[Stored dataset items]
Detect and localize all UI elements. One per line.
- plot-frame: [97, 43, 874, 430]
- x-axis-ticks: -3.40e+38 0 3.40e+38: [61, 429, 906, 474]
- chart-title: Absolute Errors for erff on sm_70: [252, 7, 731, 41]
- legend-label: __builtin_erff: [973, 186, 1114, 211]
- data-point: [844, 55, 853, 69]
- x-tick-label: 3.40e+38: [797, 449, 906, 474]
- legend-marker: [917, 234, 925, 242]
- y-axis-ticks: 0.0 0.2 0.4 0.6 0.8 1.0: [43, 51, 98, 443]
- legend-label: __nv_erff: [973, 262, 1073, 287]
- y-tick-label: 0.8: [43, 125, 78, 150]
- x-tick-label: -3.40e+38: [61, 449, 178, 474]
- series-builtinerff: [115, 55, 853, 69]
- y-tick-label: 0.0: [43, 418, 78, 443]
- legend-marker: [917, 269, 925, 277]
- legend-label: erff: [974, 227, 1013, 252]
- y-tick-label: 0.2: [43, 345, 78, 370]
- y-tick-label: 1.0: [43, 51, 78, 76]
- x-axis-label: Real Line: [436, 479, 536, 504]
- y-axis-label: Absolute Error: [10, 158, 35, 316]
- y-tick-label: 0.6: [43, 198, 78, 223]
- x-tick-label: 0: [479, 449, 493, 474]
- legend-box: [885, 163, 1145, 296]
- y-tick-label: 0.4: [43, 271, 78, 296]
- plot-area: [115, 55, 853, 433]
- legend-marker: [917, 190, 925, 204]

**Problem**: Rewrite all of the records above, changing "localize" to "locate" and leaving everything else as it is.

**Answer for the task**:
Detect and locate all UI elements. One per line.
- plot-frame: [97, 43, 874, 430]
- x-axis-ticks: -3.40e+38 0 3.40e+38: [61, 429, 906, 474]
- chart-title: Absolute Errors for erff on sm_70: [252, 7, 731, 41]
- legend-label: __builtin_erff: [973, 186, 1114, 211]
- data-point: [844, 55, 853, 69]
- x-tick-label: 3.40e+38: [797, 449, 906, 474]
- legend-marker: [917, 234, 925, 242]
- y-axis-ticks: 0.0 0.2 0.4 0.6 0.8 1.0: [43, 51, 98, 443]
- legend-label: __nv_erff: [973, 262, 1073, 287]
- y-tick-label: 0.8: [43, 125, 78, 150]
- x-tick-label: -3.40e+38: [61, 449, 178, 474]
- series-builtinerff: [115, 55, 853, 69]
- y-tick-label: 0.0: [43, 418, 78, 443]
- legend-marker: [917, 269, 925, 277]
- legend-label: erff: [974, 227, 1013, 252]
- y-tick-label: 0.2: [43, 345, 78, 370]
- y-tick-label: 1.0: [43, 51, 78, 76]
- x-axis-label: Real Line: [436, 479, 536, 504]
- y-axis-label: Absolute Error: [10, 158, 35, 316]
- y-tick-label: 0.6: [43, 198, 78, 223]
- x-tick-label: 0: [479, 449, 493, 474]
- legend-box: [885, 163, 1145, 296]
- y-tick-label: 0.4: [43, 271, 78, 296]
- plot-area: [115, 55, 853, 433]
- legend-marker: [917, 190, 925, 204]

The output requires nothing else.